DIRECTIVE = Take all the material and copy it exactly.

* * * * * * * * *

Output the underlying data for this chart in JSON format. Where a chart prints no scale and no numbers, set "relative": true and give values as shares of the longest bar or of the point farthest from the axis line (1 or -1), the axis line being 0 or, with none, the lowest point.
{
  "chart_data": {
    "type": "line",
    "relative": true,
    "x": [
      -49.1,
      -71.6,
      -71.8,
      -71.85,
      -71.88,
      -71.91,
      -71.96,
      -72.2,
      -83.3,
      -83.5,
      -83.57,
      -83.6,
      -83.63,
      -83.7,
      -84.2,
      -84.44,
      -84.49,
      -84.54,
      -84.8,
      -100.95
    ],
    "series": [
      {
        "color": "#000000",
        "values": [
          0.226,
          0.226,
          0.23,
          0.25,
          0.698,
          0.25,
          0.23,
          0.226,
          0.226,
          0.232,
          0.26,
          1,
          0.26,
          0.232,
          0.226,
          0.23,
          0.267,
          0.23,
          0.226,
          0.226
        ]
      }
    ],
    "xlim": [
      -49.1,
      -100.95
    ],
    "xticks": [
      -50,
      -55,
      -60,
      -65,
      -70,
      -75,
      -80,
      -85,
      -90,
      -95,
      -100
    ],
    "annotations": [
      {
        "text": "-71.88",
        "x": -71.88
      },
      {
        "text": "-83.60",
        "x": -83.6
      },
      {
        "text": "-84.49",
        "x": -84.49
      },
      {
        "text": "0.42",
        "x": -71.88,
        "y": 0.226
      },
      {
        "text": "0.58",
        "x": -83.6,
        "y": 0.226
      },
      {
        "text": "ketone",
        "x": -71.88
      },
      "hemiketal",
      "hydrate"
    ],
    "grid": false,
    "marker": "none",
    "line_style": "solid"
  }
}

* * * * * * * * *

ANSWER BELOW =
Output the underlying data for this chart in JSON format. Where a chart prints no scale and no numbers, set "relative": true and give values as shares of the longest bar or of the point farthest from the axis line (1 or -1), the axis line being 0 or, with none, the lowest point.
{
  "chart_data": {
    "type": "line",
    "relative": true,
    "x": [
      -49.1,
      -71.6,
      -71.8,
      -71.85,
      -71.88,
      -71.91,
      -71.96,
      -72.2,
      -83.3,
      -83.5,
      -83.57,
      -83.6,
      -83.63,
      -83.7,
      -84.2,
      -84.44,
      -84.49,
      -84.54,
      -84.8,
      -100.95
    ],
    "series": [
      {
        "color": "#000000",
        "values": [
          0.226,
          0.226,
          0.23,
          0.25,
          0.698,
          0.25,
          0.23,
          0.226,
          0.226,
          0.232,
          0.26,
          1,
          0.26,
          0.232,
          0.226,
          0.23,
          0.267,
          0.23,
          0.226,
          0.226
        ]
      }
    ],
    "xlim": [
      -49.1,
      -100.95
    ],
    "xticks": [
      -50,
      -55,
      -60,
      -65,
      -70,
      -75,
      -80,
      -85,
      -90,
      -95,
      -100
    ],
    "annotations": [
      {
        "text": "-71.88",
        "x": -71.88
      },
      {
        "text": "-83.60",
        "x": -83.6
      },
      {
        "text": "-84.49",
        "x": -84.49
      },
      {
        "text": "0.42",
        "x": -71.88,
        "y": 0.226
      },
      {
        "text": "0.58",
        "x": -83.6,
        "y": 0.226
      },
      {
        "text": "ketone",
        "x": -71.88
      },
      "hemiketal",
      "hydrate"
    ],
    "grid": false,
    "marker": "none",
    "line_style": "solid"
  }
}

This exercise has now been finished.